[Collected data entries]

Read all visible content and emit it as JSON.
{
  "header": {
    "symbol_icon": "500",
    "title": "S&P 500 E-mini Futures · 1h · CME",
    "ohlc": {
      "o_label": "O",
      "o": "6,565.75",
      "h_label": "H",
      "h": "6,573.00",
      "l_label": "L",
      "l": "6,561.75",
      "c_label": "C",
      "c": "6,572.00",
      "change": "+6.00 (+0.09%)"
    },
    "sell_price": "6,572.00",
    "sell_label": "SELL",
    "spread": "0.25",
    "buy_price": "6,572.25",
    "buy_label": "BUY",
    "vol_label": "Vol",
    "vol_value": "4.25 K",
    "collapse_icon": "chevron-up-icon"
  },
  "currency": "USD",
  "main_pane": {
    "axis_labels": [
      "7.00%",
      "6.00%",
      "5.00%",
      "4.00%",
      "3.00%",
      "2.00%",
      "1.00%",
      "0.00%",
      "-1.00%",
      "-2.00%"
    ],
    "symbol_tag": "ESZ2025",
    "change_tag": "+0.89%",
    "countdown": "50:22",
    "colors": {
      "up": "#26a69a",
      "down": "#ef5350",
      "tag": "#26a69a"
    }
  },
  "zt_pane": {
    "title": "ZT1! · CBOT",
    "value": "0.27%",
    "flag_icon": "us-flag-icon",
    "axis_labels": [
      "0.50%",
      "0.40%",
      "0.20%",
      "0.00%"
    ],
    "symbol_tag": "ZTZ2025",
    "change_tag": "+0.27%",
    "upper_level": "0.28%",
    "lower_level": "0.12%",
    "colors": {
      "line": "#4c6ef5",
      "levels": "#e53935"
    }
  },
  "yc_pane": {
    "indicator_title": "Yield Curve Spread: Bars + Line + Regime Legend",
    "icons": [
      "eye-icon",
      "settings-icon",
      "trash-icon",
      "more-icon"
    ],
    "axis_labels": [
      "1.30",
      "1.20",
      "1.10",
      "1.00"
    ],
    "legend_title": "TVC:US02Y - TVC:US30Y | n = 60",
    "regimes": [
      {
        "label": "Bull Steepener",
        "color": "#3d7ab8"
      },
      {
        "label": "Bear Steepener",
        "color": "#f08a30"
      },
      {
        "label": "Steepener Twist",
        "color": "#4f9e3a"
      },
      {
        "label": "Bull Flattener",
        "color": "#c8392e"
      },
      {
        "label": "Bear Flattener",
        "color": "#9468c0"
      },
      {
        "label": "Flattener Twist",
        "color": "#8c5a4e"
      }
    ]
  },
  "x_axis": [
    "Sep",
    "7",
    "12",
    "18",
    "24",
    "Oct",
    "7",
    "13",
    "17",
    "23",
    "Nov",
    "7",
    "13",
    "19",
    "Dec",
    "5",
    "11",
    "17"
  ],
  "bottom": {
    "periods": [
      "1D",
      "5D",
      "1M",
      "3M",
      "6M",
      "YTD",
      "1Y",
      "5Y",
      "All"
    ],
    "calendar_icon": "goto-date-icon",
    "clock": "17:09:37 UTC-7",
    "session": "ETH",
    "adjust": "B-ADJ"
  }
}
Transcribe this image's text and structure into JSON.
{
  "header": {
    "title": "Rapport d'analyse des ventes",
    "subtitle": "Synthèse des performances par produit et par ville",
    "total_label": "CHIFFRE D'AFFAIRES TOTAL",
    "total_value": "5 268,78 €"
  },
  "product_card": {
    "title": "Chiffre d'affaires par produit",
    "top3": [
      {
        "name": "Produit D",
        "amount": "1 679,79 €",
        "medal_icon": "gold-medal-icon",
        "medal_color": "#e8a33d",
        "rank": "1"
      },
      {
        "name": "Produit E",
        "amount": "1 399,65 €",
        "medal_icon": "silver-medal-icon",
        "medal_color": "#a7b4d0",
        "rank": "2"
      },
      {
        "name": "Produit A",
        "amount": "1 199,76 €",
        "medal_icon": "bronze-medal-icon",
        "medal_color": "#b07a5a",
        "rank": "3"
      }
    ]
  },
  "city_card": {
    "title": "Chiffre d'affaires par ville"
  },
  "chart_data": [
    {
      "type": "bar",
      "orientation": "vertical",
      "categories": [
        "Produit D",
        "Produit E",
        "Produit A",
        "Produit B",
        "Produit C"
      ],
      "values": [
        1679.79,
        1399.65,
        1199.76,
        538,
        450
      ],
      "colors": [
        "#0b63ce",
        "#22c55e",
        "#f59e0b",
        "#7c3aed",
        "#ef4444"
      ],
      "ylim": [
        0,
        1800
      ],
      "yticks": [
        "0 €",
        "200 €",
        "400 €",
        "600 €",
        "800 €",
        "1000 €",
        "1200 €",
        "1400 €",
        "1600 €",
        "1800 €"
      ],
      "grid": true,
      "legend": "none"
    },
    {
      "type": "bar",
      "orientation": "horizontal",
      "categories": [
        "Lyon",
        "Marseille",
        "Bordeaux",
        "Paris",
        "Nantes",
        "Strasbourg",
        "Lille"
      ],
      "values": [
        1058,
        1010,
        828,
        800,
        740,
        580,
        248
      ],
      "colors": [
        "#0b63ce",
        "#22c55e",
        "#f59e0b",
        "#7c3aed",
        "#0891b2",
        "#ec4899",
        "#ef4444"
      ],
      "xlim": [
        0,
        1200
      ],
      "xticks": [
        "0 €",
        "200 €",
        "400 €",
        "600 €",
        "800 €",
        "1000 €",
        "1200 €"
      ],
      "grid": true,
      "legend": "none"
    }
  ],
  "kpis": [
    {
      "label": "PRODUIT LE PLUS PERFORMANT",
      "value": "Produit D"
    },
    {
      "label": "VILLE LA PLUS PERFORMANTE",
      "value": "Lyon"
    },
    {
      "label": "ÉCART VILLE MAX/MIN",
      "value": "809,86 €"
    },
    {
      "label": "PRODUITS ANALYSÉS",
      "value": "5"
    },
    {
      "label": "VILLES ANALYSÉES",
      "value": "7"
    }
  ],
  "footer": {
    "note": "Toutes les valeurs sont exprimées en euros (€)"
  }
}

[YOUR GOAL] Transcribe the full listing above without leaving anything out.

[WRITTEN ANSWER]
Read all visible content and emit it as JSON.
{
  "header": {
    "symbol_icon": "500",
    "title": "S&P 500 E-mini Futures · 1h · CME",
    "ohlc": {
      "o_label": "O",
      "o": "6,565.75",
      "h_label": "H",
      "h": "6,573.00",
      "l_label": "L",
      "l": "6,561.75",
      "c_label": "C",
      "c": "6,572.00",
      "change": "+6.00 (+0.09%)"
    },
    "sell_price": "6,572.00",
    "sell_label": "SELL",
    "spread": "0.25",
    "buy_price": "6,572.25",
    "buy_label": "BUY",
    "vol_label": "Vol",
    "vol_value": "4.25 K",
    "collapse_icon": "chevron-up-icon"
  },
  "currency": "USD",
  "main_pane": {
    "axis_labels": [
      "7.00%",
      "6.00%",
      "5.00%",
      "4.00%",
      "3.00%",
      "2.00%",
      "1.00%",
      "0.00%",
      "-1.00%",
      "-2.00%"
    ],
    "symbol_tag": "ESZ2025",
    "change_tag": "+0.89%",
    "countdown": "50:22",
    "colors": {
      "up": "#26a69a",
      "down": "#ef5350",
      "tag": "#26a69a"
    }
  },
  "zt_pane": {
    "title": "ZT1! · CBOT",
    "value": "0.27%",
    "flag_icon": "us-flag-icon",
    "axis_labels": [
      "0.50%",
      "0.40%",
      "0.20%",
      "0.00%"
    ],
    "symbol_tag": "ZTZ2025",
    "change_tag": "+0.27%",
    "upper_level": "0.28%",
    "lower_level": "0.12%",
    "colors": {
      "line": "#4c6ef5",
      "levels": "#e53935"
    }
  },
  "yc_pane": {
    "indicator_title": "Yield Curve Spread: Bars + Line + Regime Legend",
    "icons": [
      "eye-icon",
      "settings-icon",
      "trash-icon",
      "more-icon"
    ],
    "axis_labels": [
      "1.30",
      "1.20",
      "1.10",
      "1.00"
    ],
    "legend_title": "TVC:US02Y - TVC:US30Y | n = 60",
    "regimes": [
      {
        "label": "Bull Steepener",
        "color": "#3d7ab8"
      },
      {
        "label": "Bear Steepener",
        "color": "#f08a30"
      },
      {
        "label": "Steepener Twist",
        "color": "#4f9e3a"
      },
      {
        "label": "Bull Flattener",
        "color": "#c8392e"
      },
      {
        "label": "Bear Flattener",
        "color": "#9468c0"
      },
      {
        "label": "Flattener Twist",
        "color": "#8c5a4e"
      }
    ]
  },
  "x_axis": [
    "Sep",
    "7",
    "12",
    "18",
    "24",
    "Oct",
    "7",
    "13",
    "17",
    "23",
    "Nov",
    "7",
    "13",
    "19",
    "Dec",
    "5",
    "11",
    "17"
  ],
  "bottom": {
    "periods": [
      "1D",
      "5D",
      "1M",
      "3M",
      "6M",
      "YTD",
      "1Y",
      "5Y",
      "All"
    ],
    "calendar_icon": "goto-date-icon",
    "clock": "17:09:37 UTC-7",
    "session": "ETH",
    "adjust": "B-ADJ"
  }
}
Transcribe this image's text and structure into JSON.
{
  "header": {
    "title": "Rapport d'analyse des ventes",
    "subtitle": "Synthèse des performances par produit et par ville",
    "total_label": "CHIFFRE D'AFFAIRES TOTAL",
    "total_value": "5 268,78 €"
  },
  "product_card": {
    "title": "Chiffre d'affaires par produit",
    "top3": [
      {
        "name": "Produit D",
        "amount": "1 679,79 €",
        "medal_icon": "gold-medal-icon",
        "medal_color": "#e8a33d",
        "rank": "1"
      },
      {
        "name": "Produit E",
        "amount": "1 399,65 €",
        "medal_icon": "silver-medal-icon",
        "medal_color": "#a7b4d0",
        "rank": "2"
      },
      {
        "name": "Produit A",
        "amount": "1 199,76 €",
        "medal_icon": "bronze-medal-icon",
        "medal_color": "#b07a5a",
        "rank": "3"
      }
    ]
  },
  "city_card": {
    "title": "Chiffre d'affaires par ville"
  },
  "chart_data": [
    {
      "type": "bar",
      "orientation": "vertical",
      "categories": [
        "Produit D",
        "Produit E",
        "Produit A",
        "Produit B",
        "Produit C"
      ],
      "values": [
        1679.79,
        1399.65,
        1199.76,
        538,
        450
      ],
      "colors": [
        "#0b63ce",
        "#22c55e",
        "#f59e0b",
        "#7c3aed",
        "#ef4444"
      ],
      "ylim": [
        0,
        1800
      ],
      "yticks": [
        "0 €",
        "200 €",
        "400 €",
        "600 €",
        "800 €",
        "1000 €",
        "1200 €",
        "1400 €",
        "1600 €",
        "1800 €"
      ],
      "grid": true,
      "legend": "none"
    },
    {
      "type": "bar",
      "orientation": "horizontal",
      "categories": [
        "Lyon",
        "Marseille",
        "Bordeaux",
        "Paris",
        "Nantes",
        "Strasbourg",
        "Lille"
      ],
      "values": [
        1058,
        1010,
        828,
        800,
        740,
        580,
        248
      ],
      "colors": [
        "#0b63ce",
        "#22c55e",
        "#f59e0b",
        "#7c3aed",
        "#0891b2",
        "#ec4899",
        "#ef4444"
      ],
      "xlim": [
        0,
        1200
      ],
      "xticks": [
        "0 €",
        "200 €",
        "400 €",
        "600 €",
        "800 €",
        "1000 €",
        "1200 €"
      ],
      "grid": true,
      "legend": "none"
    }
  ],
  "kpis": [
    {
      "label": "PRODUIT LE PLUS PERFORMANT",
      "value": "Produit D"
    },
    {
      "label": "VILLE LA PLUS PERFORMANTE",
      "value": "Lyon"
    },
    {
      "label": "ÉCART VILLE MAX/MIN",
      "value": "809,86 €"
    },
    {
      "label": "PRODUITS ANALYSÉS",
      "value": "5"
    },
    {
      "label": "VILLES ANALYSÉES",
      "value": "7"
    }
  ],
  "footer": {
    "note": "Toutes les valeurs sont exprimées en euros (€)"
  }
}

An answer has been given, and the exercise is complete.